### WRITTEN EXERCISE
Please output the items from the line containing "809, 329, 841]" through the line containing "588, 691, 603]" as a JSON list of strings, one string per line, with blank lines left out.

### RECORD LIST
---------------

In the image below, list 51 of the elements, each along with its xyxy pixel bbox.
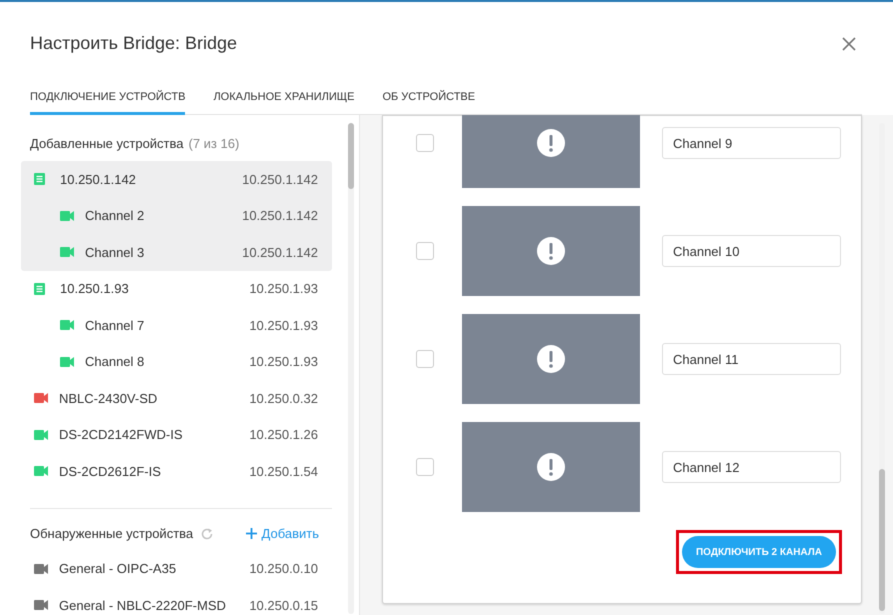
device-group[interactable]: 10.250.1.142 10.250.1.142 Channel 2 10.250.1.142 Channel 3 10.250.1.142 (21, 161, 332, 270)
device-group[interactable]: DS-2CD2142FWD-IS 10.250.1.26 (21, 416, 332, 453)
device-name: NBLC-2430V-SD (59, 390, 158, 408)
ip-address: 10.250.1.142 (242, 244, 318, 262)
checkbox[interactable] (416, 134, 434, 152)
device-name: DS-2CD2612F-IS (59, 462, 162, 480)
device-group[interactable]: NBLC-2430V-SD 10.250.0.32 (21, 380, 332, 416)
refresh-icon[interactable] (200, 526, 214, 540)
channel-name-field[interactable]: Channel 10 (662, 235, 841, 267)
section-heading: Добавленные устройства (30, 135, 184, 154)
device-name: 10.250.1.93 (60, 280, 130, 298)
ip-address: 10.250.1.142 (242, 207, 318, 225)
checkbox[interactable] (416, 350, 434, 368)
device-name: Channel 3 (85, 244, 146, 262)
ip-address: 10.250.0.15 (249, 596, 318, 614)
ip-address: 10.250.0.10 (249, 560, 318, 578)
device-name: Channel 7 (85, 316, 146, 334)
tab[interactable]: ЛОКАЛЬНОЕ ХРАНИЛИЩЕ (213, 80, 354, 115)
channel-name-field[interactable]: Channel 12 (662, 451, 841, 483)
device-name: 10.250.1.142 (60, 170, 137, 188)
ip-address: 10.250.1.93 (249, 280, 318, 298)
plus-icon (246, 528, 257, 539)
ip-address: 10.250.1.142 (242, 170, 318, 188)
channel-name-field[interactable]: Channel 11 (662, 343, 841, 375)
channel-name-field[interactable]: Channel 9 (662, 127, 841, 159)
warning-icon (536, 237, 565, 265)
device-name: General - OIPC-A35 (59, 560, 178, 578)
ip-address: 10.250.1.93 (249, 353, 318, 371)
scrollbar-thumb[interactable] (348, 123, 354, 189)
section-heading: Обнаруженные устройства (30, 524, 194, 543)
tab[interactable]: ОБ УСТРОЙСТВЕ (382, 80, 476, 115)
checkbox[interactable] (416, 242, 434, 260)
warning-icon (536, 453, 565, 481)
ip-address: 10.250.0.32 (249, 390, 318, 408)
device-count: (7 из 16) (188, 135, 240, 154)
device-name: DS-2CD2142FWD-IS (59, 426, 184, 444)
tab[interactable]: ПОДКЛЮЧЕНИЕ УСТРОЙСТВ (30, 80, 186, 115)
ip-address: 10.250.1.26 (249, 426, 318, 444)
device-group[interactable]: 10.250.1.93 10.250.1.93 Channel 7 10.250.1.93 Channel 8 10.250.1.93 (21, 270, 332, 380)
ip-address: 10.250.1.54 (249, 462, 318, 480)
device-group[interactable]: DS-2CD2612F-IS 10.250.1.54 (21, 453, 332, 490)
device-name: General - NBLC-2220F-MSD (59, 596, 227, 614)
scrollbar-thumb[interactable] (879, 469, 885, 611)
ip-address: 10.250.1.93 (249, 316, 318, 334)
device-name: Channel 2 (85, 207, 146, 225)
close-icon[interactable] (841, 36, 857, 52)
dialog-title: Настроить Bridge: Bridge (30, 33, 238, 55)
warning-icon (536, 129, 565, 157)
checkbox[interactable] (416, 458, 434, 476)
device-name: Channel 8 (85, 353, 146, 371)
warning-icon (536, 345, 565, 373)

---------------

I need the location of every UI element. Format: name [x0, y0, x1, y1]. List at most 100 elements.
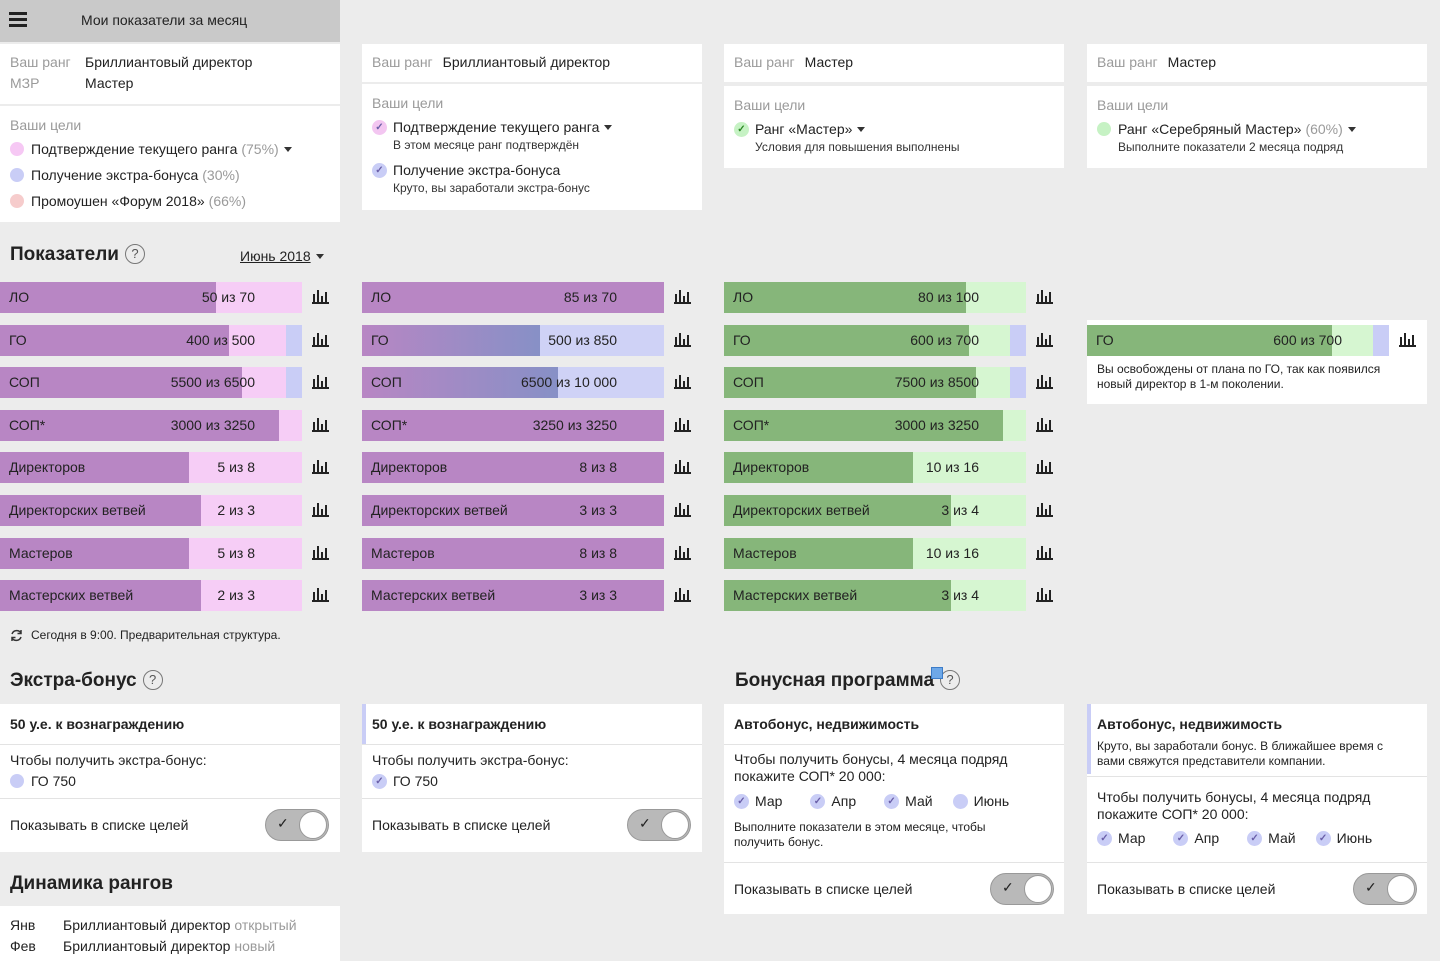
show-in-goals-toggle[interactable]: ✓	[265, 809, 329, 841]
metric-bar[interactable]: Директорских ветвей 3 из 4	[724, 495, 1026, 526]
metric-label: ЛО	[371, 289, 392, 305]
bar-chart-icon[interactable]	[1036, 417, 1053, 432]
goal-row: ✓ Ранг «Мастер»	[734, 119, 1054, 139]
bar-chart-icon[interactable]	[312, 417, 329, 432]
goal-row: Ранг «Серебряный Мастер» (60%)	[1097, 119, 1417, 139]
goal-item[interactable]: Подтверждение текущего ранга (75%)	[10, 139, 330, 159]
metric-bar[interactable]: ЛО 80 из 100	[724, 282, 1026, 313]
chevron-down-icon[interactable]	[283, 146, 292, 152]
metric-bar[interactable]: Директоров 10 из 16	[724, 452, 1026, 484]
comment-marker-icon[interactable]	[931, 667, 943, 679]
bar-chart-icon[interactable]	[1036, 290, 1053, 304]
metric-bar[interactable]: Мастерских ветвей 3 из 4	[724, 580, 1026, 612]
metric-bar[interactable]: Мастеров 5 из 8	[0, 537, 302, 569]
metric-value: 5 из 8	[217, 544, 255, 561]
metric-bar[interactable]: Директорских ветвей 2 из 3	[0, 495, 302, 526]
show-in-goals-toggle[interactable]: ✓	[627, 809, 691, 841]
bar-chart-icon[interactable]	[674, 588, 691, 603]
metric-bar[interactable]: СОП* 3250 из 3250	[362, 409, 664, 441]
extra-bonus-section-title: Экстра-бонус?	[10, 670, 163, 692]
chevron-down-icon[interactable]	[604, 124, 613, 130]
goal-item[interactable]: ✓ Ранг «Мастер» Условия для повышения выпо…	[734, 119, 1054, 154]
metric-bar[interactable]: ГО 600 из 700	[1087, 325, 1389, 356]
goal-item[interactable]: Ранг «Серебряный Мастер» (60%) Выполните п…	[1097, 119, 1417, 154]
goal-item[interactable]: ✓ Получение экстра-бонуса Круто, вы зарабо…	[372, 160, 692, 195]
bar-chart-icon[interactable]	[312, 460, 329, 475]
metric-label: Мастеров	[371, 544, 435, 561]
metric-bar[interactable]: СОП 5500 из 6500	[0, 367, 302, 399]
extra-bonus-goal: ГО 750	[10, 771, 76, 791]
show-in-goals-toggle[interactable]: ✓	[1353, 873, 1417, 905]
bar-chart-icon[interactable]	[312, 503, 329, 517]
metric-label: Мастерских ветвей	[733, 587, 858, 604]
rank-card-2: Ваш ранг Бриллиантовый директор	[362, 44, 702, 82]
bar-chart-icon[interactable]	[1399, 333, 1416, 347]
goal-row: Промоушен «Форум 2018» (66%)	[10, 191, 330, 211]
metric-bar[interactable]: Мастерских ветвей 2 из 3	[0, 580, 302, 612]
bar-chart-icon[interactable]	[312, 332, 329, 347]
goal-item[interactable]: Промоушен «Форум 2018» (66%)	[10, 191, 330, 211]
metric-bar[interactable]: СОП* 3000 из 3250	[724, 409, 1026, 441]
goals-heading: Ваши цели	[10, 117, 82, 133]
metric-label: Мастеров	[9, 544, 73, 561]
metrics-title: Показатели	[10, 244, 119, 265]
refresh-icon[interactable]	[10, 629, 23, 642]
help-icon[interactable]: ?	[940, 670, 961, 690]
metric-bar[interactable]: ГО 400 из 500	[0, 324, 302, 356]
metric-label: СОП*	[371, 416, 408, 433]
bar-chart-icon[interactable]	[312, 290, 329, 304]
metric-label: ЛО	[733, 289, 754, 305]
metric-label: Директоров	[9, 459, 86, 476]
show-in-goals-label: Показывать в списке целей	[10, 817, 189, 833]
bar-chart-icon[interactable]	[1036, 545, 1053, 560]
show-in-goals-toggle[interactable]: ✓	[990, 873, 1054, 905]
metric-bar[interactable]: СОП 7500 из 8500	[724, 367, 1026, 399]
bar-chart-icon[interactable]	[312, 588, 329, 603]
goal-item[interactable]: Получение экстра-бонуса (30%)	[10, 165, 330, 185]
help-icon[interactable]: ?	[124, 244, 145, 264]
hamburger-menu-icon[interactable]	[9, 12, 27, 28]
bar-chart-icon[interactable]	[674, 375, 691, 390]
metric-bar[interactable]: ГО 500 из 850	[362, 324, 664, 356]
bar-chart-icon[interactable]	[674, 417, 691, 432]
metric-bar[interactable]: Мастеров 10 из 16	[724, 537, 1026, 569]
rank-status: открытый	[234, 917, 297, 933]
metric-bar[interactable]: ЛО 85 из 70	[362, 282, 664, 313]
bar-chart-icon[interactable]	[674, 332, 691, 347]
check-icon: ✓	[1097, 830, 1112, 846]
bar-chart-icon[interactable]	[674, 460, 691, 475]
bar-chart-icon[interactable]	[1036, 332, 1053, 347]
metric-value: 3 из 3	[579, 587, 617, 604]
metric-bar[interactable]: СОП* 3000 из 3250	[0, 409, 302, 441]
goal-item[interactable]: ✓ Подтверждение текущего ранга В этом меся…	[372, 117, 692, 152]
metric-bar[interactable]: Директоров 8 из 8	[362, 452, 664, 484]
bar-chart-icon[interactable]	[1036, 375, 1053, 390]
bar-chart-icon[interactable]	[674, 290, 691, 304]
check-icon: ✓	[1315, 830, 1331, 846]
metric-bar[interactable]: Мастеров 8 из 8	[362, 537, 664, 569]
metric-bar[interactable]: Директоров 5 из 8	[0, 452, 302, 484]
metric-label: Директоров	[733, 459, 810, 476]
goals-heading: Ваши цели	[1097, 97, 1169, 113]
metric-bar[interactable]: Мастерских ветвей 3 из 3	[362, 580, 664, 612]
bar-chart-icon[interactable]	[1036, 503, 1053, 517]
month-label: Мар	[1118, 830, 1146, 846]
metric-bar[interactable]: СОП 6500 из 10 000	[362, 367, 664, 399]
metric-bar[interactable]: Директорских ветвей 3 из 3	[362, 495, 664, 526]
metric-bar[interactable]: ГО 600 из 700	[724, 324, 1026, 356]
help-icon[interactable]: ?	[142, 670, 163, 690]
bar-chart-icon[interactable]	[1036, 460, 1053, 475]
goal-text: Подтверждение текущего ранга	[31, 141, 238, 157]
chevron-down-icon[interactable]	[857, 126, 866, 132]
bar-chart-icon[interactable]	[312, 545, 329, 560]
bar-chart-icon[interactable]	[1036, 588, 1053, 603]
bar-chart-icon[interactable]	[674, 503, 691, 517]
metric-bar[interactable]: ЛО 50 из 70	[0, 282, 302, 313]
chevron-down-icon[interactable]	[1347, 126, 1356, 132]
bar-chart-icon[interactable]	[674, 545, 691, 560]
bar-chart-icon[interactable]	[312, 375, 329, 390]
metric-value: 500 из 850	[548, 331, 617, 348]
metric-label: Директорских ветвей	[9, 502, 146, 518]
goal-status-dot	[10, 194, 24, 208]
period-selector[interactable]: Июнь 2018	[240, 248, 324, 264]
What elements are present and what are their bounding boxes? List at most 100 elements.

---------------

### EXERCISE RESPONSE
[
  "show-in-goals-toggle[interactable]: ✓\t[265, 809, 329, 841]",
  "metric-bar[interactable]: Директорских ветвей 3 из 4\t[724, 495, 1026, 526]",
  "metric-label: ЛО\t[371, 289, 392, 305]",
  "bar-chart-icon[interactable]\t[1036, 417, 1053, 432]",
  "goal-row: ✓ Ранг «Мастер»\t[734, 119, 1054, 139]",
  "bar-chart-icon[interactable]\t[312, 417, 329, 432]",
  "goal-row: Ранг «Серебряный Мастер» (60%)\t[1097, 119, 1417, 139]",
  "goal-item[interactable]: Подтверждение текущего ранга (75%)\t[10, 139, 330, 159]",
  "metric-bar[interactable]: ЛО 80 из 100\t[724, 282, 1026, 313]",
  "chevron-down-icon[interactable]\t[283, 146, 292, 152]",
  "metric-bar[interactable]: Директоров 10 из 16\t[724, 452, 1026, 484]",
  "comment-marker-icon[interactable]\t[931, 667, 943, 679]",
  "bar-chart-icon[interactable]\t[1036, 290, 1053, 304]",
  "metric-bar[interactable]: Мастерских ветвей 3 из 4\t[724, 580, 1026, 612]",
  "metric-bar[interactable]: Мастеров 5 из 8\t[0, 537, 302, 569]",
  "metric-value: 5 из 8\t[217, 544, 255, 561]",
  "metric-bar[interactable]: Директорских ветвей 2 из 3\t[0, 495, 302, 526]",
  "show-in-goals-toggle[interactable]: ✓\t[627, 809, 691, 841]",
  "bar-chart-icon[interactable]\t[674, 588, 691, 603]"
]